• Short problem: Copy out all of the data below with no alterations.

⁂

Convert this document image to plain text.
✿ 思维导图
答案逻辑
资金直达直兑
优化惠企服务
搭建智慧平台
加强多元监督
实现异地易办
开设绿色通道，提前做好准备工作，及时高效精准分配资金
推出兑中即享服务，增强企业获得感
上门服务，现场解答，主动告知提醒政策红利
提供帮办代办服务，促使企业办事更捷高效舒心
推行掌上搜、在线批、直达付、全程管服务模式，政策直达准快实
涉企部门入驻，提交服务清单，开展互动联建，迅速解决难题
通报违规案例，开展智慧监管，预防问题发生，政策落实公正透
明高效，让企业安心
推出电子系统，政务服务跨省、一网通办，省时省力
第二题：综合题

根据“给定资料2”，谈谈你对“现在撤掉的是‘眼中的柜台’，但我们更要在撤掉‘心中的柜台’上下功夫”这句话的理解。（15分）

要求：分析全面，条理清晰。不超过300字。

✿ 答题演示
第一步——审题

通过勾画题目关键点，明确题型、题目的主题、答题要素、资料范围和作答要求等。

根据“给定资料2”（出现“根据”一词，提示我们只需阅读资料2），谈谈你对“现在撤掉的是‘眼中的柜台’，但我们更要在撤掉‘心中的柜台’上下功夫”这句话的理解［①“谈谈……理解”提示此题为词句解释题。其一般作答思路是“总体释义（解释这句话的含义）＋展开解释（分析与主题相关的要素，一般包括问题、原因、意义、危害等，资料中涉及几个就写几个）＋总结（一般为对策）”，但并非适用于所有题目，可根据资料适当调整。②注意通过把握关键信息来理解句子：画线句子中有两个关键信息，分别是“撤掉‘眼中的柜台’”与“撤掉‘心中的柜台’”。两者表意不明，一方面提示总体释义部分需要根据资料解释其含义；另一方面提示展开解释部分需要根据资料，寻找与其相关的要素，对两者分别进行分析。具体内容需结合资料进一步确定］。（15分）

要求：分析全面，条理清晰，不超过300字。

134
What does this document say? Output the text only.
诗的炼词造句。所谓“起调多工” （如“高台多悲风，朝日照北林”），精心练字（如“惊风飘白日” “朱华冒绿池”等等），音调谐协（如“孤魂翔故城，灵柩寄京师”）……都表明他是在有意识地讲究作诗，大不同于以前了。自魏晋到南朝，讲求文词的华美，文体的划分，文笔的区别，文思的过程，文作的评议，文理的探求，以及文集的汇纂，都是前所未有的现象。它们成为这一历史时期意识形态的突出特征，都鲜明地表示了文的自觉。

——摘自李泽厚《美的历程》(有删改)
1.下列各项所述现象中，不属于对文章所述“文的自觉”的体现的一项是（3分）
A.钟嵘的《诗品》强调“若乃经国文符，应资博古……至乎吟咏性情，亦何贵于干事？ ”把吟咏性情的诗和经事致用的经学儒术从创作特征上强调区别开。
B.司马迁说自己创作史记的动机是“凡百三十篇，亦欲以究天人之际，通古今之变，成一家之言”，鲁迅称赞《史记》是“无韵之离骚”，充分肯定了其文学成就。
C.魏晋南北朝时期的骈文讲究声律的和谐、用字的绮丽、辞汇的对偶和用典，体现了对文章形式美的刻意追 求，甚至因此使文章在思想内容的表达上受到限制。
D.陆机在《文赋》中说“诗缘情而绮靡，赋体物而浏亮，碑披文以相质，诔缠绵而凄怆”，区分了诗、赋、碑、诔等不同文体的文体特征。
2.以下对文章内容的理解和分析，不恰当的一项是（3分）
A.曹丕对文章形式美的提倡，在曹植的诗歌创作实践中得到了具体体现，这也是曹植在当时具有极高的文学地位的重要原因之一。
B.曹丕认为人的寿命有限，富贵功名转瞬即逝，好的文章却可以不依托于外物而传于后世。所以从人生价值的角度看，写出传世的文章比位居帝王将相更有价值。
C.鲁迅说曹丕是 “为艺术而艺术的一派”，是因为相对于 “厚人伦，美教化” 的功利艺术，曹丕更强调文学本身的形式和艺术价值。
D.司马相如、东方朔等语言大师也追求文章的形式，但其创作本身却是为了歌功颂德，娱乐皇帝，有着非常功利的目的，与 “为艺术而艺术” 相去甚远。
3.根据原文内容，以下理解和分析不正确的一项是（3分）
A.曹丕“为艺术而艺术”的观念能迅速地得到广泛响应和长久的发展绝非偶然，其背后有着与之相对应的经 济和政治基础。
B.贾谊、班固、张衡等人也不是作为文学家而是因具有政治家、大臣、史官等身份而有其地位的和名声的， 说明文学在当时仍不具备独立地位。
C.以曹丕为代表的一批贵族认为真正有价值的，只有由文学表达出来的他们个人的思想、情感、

⁂

• Solution to this task:
Convert this document image to plain text.
✿ 思维导图
答案逻辑
资金直达直兑
优化惠企服务
搭建智慧平台
加强多元监督
实现异地易办
开设绿色通道，提前做好准备工作，及时高效精准分配资金
推出兑中即享服务，增强企业获得感
上门服务，现场解答，主动告知提醒政策红利
提供帮办代办服务，促使企业办事更捷高效舒心
推行掌上搜、在线批、直达付、全程管服务模式，政策直达准快实
涉企部门入驻，提交服务清单，开展互动联建，迅速解决难题
通报违规案例，开展智慧监管，预防问题发生，政策落实公正透
明高效，让企业安心
推出电子系统，政务服务跨省、一网通办，省时省力
第二题：综合题

根据“给定资料2”，谈谈你对“现在撤掉的是‘眼中的柜台’，但我们更要在撤掉‘心中的柜台’上下功夫”这句话的理解。（15分）

要求：分析全面，条理清晰。不超过300字。

✿ 答题演示
第一步——审题

通过勾画题目关键点，明确题型、题目的主题、答题要素、资料范围和作答要求等。

根据“给定资料2”（出现“根据”一词，提示我们只需阅读资料2），谈谈你对“现在撤掉的是‘眼中的柜台’，但我们更要在撤掉‘心中的柜台’上下功夫”这句话的理解［①“谈谈……理解”提示此题为词句解释题。其一般作答思路是“总体释义（解释这句话的含义）＋展开解释（分析与主题相关的要素，一般包括问题、原因、意义、危害等，资料中涉及几个就写几个）＋总结（一般为对策）”，但并非适用于所有题目，可根据资料适当调整。②注意通过把握关键信息来理解句子：画线句子中有两个关键信息，分别是“撤掉‘眼中的柜台’”与“撤掉‘心中的柜台’”。两者表意不明，一方面提示总体释义部分需要根据资料解释其含义；另一方面提示展开解释部分需要根据资料，寻找与其相关的要素，对两者分别进行分析。具体内容需结合资料进一步确定］。（15分）

要求：分析全面，条理清晰，不超过300字。

134
What does this document say? Output the text only.
诗的炼词造句。所谓“起调多工” （如“高台多悲风，朝日照北林”），精心练字（如“惊风飘白日” “朱华冒绿池”等等），音调谐协（如“孤魂翔故城，灵柩寄京师”）……都表明他是在有意识地讲究作诗，大不同于以前了。自魏晋到南朝，讲求文词的华美，文体的划分，文笔的区别，文思的过程，文作的评议，文理的探求，以及文集的汇纂，都是前所未有的现象。它们成为这一历史时期意识形态的突出特征，都鲜明地表示了文的自觉。

——摘自李泽厚《美的历程》(有删改)
1.下列各项所述现象中，不属于对文章所述“文的自觉”的体现的一项是（3分）
A.钟嵘的《诗品》强调“若乃经国文符，应资博古……至乎吟咏性情，亦何贵于干事？ ”把吟咏性情的诗和经事致用的经学儒术从创作特征上强调区别开。
B.司马迁说自己创作史记的动机是“凡百三十篇，亦欲以究天人之际，通古今之变，成一家之言”，鲁迅称赞《史记》是“无韵之离骚”，充分肯定了其文学成就。
C.魏晋南北朝时期的骈文讲究声律的和谐、用字的绮丽、辞汇的对偶和用典，体现了对文章形式美的刻意追 求，甚至因此使文章在思想内容的表达上受到限制。
D.陆机在《文赋》中说“诗缘情而绮靡，赋体物而浏亮，碑披文以相质，诔缠绵而凄怆”，区分了诗、赋、碑、诔等不同文体的文体特征。
2.以下对文章内容的理解和分析，不恰当的一项是（3分）
A.曹丕对文章形式美的提倡，在曹植的诗歌创作实践中得到了具体体现，这也是曹植在当时具有极高的文学地位的重要原因之一。
B.曹丕认为人的寿命有限，富贵功名转瞬即逝，好的文章却可以不依托于外物而传于后世。所以从人生价值的角度看，写出传世的文章比位居帝王将相更有价值。
C.鲁迅说曹丕是 “为艺术而艺术的一派”，是因为相对于 “厚人伦，美教化” 的功利艺术，曹丕更强调文学本身的形式和艺术价值。
D.司马相如、东方朔等语言大师也追求文章的形式，但其创作本身却是为了歌功颂德，娱乐皇帝，有着非常功利的目的，与 “为艺术而艺术” 相去甚远。
3.根据原文内容，以下理解和分析不正确的一项是（3分）
A.曹丕“为艺术而艺术”的观念能迅速地得到广泛响应和长久的发展绝非偶然，其背后有着与之相对应的经 济和政治基础。
B.贾谊、班固、张衡等人也不是作为文学家而是因具有政治家、大臣、史官等身份而有其地位的和名声的， 说明文学在当时仍不具备独立地位。
C.以曹丕为代表的一批贵族认为真正有价值的，只有由文学表达出来的他们个人的思想、情感、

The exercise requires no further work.